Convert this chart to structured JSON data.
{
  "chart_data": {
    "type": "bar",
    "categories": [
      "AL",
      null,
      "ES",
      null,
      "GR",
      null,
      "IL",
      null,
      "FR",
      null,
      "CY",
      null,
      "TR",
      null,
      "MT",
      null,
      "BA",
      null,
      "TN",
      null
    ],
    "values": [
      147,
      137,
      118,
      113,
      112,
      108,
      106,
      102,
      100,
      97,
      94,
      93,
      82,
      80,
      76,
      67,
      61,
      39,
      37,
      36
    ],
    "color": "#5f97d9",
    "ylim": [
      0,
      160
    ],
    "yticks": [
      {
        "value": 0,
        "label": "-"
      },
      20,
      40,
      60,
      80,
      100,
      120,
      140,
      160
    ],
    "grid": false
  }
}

- [What you have to do]:
Each record must be repeated exactly as it is.

- [Task result]:
Convert this chart to structured JSON data.
{
  "chart_data": {
    "type": "bar",
    "categories": [
      "AL",
      null,
      "ES",
      null,
      "GR",
      null,
      "IL",
      null,
      "FR",
      null,
      "CY",
      null,
      "TR",
      null,
      "MT",
      null,
      "BA",
      null,
      "TN",
      null
    ],
    "values": [
      147,
      137,
      118,
      113,
      112,
      108,
      106,
      102,
      100,
      97,
      94,
      93,
      82,
      80,
      76,
      67,
      61,
      39,
      37,
      36
    ],
    "color": "#5f97d9",
    "ylim": [
      0,
      160
    ],
    "yticks": [
      {
        "value": 0,
        "label": "-"
      },
      20,
      40,
      60,
      80,
      100,
      120,
      140,
      160
    ],
    "grid": false
  }
}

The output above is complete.